Excerpts from a figure dataset:
— START —

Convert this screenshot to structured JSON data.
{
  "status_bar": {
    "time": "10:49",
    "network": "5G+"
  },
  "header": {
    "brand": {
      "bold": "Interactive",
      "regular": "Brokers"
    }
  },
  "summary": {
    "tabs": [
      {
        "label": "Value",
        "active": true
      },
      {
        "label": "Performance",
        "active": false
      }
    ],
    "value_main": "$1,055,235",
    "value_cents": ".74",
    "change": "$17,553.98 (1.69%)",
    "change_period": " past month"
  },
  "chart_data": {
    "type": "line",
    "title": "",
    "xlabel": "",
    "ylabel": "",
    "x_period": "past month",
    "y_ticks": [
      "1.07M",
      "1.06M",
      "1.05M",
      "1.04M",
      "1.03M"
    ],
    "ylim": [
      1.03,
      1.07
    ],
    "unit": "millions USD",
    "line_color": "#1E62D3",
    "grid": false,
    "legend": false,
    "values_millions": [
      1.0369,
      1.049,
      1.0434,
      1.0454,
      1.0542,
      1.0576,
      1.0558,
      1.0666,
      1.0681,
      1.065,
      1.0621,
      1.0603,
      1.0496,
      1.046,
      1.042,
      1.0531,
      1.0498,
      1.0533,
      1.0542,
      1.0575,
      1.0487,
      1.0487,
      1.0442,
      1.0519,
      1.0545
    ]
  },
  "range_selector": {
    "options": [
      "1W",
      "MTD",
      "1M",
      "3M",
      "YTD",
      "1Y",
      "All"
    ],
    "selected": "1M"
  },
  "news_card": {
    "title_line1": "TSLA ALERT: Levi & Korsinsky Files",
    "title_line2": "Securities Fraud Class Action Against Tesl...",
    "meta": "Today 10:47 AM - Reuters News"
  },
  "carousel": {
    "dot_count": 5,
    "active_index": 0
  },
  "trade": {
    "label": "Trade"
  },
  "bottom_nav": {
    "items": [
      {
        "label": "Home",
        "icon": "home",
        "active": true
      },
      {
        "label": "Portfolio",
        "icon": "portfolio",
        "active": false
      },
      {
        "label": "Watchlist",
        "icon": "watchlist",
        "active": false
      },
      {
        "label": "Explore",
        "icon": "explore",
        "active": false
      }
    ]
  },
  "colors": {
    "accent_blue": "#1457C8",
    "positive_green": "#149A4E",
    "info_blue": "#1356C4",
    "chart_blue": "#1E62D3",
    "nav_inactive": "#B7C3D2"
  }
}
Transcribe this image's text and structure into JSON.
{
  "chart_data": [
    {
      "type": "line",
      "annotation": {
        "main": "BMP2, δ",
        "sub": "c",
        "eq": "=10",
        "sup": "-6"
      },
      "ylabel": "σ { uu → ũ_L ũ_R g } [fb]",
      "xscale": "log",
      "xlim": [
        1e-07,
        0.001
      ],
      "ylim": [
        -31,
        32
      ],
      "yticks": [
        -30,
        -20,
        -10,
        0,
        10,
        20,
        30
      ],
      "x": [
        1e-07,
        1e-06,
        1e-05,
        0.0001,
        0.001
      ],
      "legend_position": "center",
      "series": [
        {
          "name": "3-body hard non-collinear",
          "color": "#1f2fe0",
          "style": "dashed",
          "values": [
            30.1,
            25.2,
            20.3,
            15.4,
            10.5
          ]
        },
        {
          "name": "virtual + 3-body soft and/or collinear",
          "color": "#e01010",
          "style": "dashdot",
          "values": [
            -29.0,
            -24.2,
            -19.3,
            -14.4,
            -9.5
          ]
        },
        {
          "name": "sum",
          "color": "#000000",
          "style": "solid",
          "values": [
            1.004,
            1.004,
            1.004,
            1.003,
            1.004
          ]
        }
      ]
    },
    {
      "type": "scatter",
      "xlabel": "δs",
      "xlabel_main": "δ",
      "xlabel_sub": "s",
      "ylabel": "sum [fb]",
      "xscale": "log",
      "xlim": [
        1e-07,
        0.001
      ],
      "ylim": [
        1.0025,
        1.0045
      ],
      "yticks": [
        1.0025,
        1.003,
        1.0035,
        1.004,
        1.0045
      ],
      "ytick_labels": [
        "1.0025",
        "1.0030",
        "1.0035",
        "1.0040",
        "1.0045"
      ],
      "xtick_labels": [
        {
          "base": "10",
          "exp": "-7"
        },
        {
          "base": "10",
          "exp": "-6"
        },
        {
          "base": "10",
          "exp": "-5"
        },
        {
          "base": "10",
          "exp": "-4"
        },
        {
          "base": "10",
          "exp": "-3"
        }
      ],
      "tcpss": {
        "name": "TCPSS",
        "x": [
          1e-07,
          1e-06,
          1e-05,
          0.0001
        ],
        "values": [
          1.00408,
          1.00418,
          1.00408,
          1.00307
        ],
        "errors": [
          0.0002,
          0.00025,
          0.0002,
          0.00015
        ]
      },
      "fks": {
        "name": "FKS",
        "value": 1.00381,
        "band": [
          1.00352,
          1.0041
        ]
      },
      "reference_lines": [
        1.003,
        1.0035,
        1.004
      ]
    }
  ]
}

— END —

**WHAT YOU WILL DO**
Reproduce each record exactly, leaving nothing out.

**WRITTEN SOLUTION**
Convert this screenshot to structured JSON data.
{
  "status_bar": {
    "time": "10:49",
    "network": "5G+"
  },
  "header": {
    "brand": {
      "bold": "Interactive",
      "regular": "Brokers"
    }
  },
  "summary": {
    "tabs": [
      {
        "label": "Value",
        "active": true
      },
      {
        "label": "Performance",
        "active": false
      }
    ],
    "value_main": "$1,055,235",
    "value_cents": ".74",
    "change": "$17,553.98 (1.69%)",
    "change_period": " past month"
  },
  "chart_data": {
    "type": "line",
    "title": "",
    "xlabel": "",
    "ylabel": "",
    "x_period": "past month",
    "y_ticks": [
      "1.07M",
      "1.06M",
      "1.05M",
      "1.04M",
      "1.03M"
    ],
    "ylim": [
      1.03,
      1.07
    ],
    "unit": "millions USD",
    "line_color": "#1E62D3",
    "grid": false,
    "legend": false,
    "values_millions": [
      1.0369,
      1.049,
      1.0434,
      1.0454,
      1.0542,
      1.0576,
      1.0558,
      1.0666,
      1.0681,
      1.065,
      1.0621,
      1.0603,
      1.0496,
      1.046,
      1.042,
      1.0531,
      1.0498,
      1.0533,
      1.0542,
      1.0575,
      1.0487,
      1.0487,
      1.0442,
      1.0519,
      1.0545
    ]
  },
  "range_selector": {
    "options": [
      "1W",
      "MTD",
      "1M",
      "3M",
      "YTD",
      "1Y",
      "All"
    ],
    "selected": "1M"
  },
  "news_card": {
    "title_line1": "TSLA ALERT: Levi & Korsinsky Files",
    "title_line2": "Securities Fraud Class Action Against Tesl...",
    "meta": "Today 10:47 AM - Reuters News"
  },
  "carousel": {
    "dot_count": 5,
    "active_index": 0
  },
  "trade": {
    "label": "Trade"
  },
  "bottom_nav": {
    "items": [
      {
        "label": "Home",
        "icon": "home",
        "active": true
      },
      {
        "label": "Portfolio",
        "icon": "portfolio",
        "active": false
      },
      {
        "label": "Watchlist",
        "icon": "watchlist",
        "active": false
      },
      {
        "label": "Explore",
        "icon": "explore",
        "active": false
      }
    ]
  },
  "colors": {
    "accent_blue": "#1457C8",
    "positive_green": "#149A4E",
    "info_blue": "#1356C4",
    "chart_blue": "#1E62D3",
    "nav_inactive": "#B7C3D2"
  }
}
Transcribe this image's text and structure into JSON.
{
  "chart_data": [
    {
      "type": "line",
      "annotation": {
        "main": "BMP2, δ",
        "sub": "c",
        "eq": "=10",
        "sup": "-6"
      },
      "ylabel": "σ { uu → ũ_L ũ_R g } [fb]",
      "xscale": "log",
      "xlim": [
        1e-07,
        0.001
      ],
      "ylim": [
        -31,
        32
      ],
      "yticks": [
        -30,
        -20,
        -10,
        0,
        10,
        20,
        30
      ],
      "x": [
        1e-07,
        1e-06,
        1e-05,
        0.0001,
        0.001
      ],
      "legend_position": "center",
      "series": [
        {
          "name": "3-body hard non-collinear",
          "color": "#1f2fe0",
          "style": "dashed",
          "values": [
            30.1,
            25.2,
            20.3,
            15.4,
            10.5
          ]
        },
        {
          "name": "virtual + 3-body soft and/or collinear",
          "color": "#e01010",
          "style": "dashdot",
          "values": [
            -29.0,
            -24.2,
            -19.3,
            -14.4,
            -9.5
          ]
        },
        {
          "name": "sum",
          "color": "#000000",
          "style": "solid",
          "values": [
            1.004,
            1.004,
            1.004,
            1.003,
            1.004
          ]
        }
      ]
    },
    {
      "type": "scatter",
      "xlabel": "δs",
      "xlabel_main": "δ",
      "xlabel_sub": "s",
      "ylabel": "sum [fb]",
      "xscale": "log",
      "xlim": [
        1e-07,
        0.001
      ],
      "ylim": [
        1.0025,
        1.0045
      ],
      "yticks": [
        1.0025,
        1.003,
        1.0035,
        1.004,
        1.0045
      ],
      "ytick_labels": [
        "1.0025",
        "1.0030",
        "1.0035",
        "1.0040",
        "1.0045"
      ],
      "xtick_labels": [
        {
          "base": "10",
          "exp": "-7"
        },
        {
          "base": "10",
          "exp": "-6"
        },
        {
          "base": "10",
          "exp": "-5"
        },
        {
          "base": "10",
          "exp": "-4"
        },
        {
          "base": "10",
          "exp": "-3"
        }
      ],
      "tcpss": {
        "name": "TCPSS",
        "x": [
          1e-07,
          1e-06,
          1e-05,
          0.0001
        ],
        "values": [
          1.00408,
          1.00418,
          1.00408,
          1.00307
        ],
        "errors": [
          0.0002,
          0.00025,
          0.0002,
          0.00015
        ]
      },
      "fks": {
        "name": "FKS",
        "value": 1.00381,
        "band": [
          1.00352,
          1.0041
        ]
      },
      "reference_lines": [
        1.003,
        1.0035,
        1.004
      ]
    }
  ]
}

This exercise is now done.